• WHAT YOU NEED TO DO
Below are records. Copy every line with "text" in it.

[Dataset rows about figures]
⁂

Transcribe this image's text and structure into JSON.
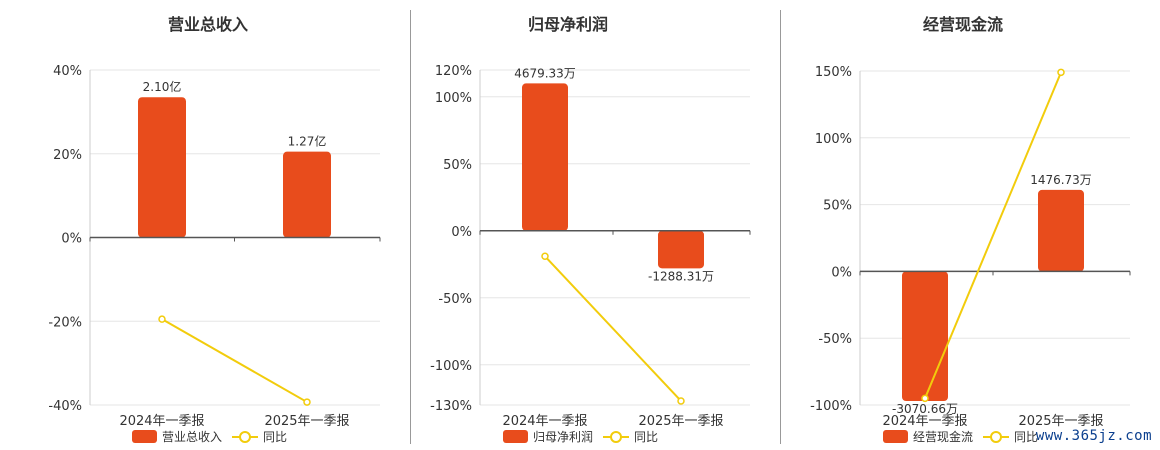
{
  "colors": {
    "bar": "#e84c1c",
    "line": "#f2cc0c",
    "axis": "#555555",
    "grid": "#e6e6e6",
    "text": "#333333"
  },
  "watermark": "www.365jz.com",
  "chart_data": [
    {
      "type": "bar",
      "title": "营业总收入",
      "categories": [
        "2024年一季报",
        "2025年一季报"
      ],
      "series": [
        {
          "name": "营业总收入",
          "type": "bar",
          "values": [
            33.5,
            20.5
          ],
          "labels": [
            "2.10亿",
            "1.27亿"
          ]
        },
        {
          "name": "同比",
          "type": "line",
          "values": [
            -19.5,
            -39.3
          ]
        }
      ],
      "ylim": [
        -40,
        40
      ],
      "yticks": [
        40,
        20,
        0,
        -20,
        -40
      ],
      "ytick_labels": [
        "40%",
        "20%",
        "0%",
        "-20%",
        "-40%"
      ],
      "legend": "bottom-center",
      "grid": true
    },
    {
      "type": "bar",
      "title": "归母净利润",
      "categories": [
        "2024年一季报",
        "2025年一季报"
      ],
      "series": [
        {
          "name": "归母净利润",
          "type": "bar",
          "values": [
            110,
            -28
          ],
          "labels": [
            "4679.33万",
            "-1288.31万"
          ]
        },
        {
          "name": "同比",
          "type": "line",
          "values": [
            -19,
            -127
          ]
        }
      ],
      "ylim": [
        -130,
        120
      ],
      "yticks": [
        120,
        100,
        50,
        0,
        -50,
        -100,
        -130
      ],
      "ytick_labels": [
        "120%",
        "100%",
        "50%",
        "0%",
        "-50%",
        "-100%",
        "-130%"
      ],
      "legend": "bottom-center",
      "grid": true
    },
    {
      "type": "bar",
      "title": "经营现金流",
      "categories": [
        "2024年一季报",
        "2025年一季报"
      ],
      "series": [
        {
          "name": "经营现金流",
          "type": "bar",
          "values": [
            -97,
            61
          ],
          "labels": [
            "-3070.66万",
            "1476.73万"
          ]
        },
        {
          "name": "同比",
          "type": "line",
          "values": [
            -95,
            149
          ]
        }
      ],
      "ylim": [
        -100,
        150
      ],
      "yticks": [
        150,
        100,
        50,
        0,
        -50,
        -100
      ],
      "ytick_labels": [
        "150%",
        "100%",
        "50%",
        "0%",
        "-50%",
        "-100%"
      ],
      "legend": "bottom-center",
      "grid": true
    }
  ]
}
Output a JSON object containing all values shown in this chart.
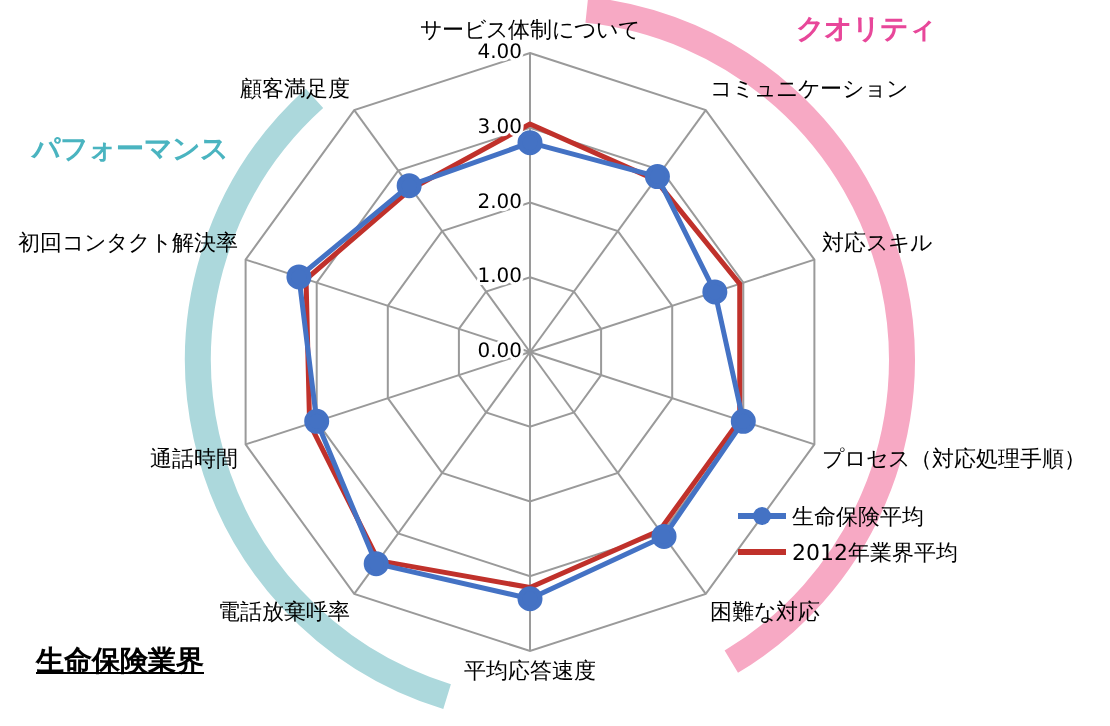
{
  "chart_data": {
    "type": "radar",
    "title": "生命保険業界",
    "categories": [
      "サービス体制について",
      "コミュニケーション",
      "対応スキル",
      "プロセス（対応処理手順）",
      "困難な対応",
      "平均応答速度",
      "電話放棄呼率",
      "通話時間",
      "初回コンタクト解決率",
      "顧客満足度"
    ],
    "series": [
      {
        "name": "生命保険平均",
        "color": "#4472c4",
        "marker": "circle",
        "values": [
          2.8,
          2.9,
          2.6,
          3.0,
          3.05,
          3.3,
          3.5,
          3.0,
          3.25,
          2.75
        ]
      },
      {
        "name": "2012年業界平均",
        "color": "#c0312b",
        "marker": "none",
        "values": [
          3.05,
          2.85,
          2.95,
          2.95,
          2.95,
          3.15,
          3.45,
          3.1,
          3.15,
          2.7
        ]
      }
    ],
    "ylim": [
      0,
      4
    ],
    "yticks": [
      {
        "value": 0,
        "label": "0.00"
      },
      {
        "value": 1,
        "label": "1.00"
      },
      {
        "value": 2,
        "label": "2.00"
      },
      {
        "value": 3,
        "label": "3.00"
      },
      {
        "value": 4,
        "label": "4.00"
      }
    ],
    "grid": true,
    "legend": "right",
    "annotations": [
      "クオリティ",
      "パフォーマンス"
    ]
  }
}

⁂

• RESULT FOR THIS TASK
Transcribe this image's text and structure into JSON.
    "text": "#333333"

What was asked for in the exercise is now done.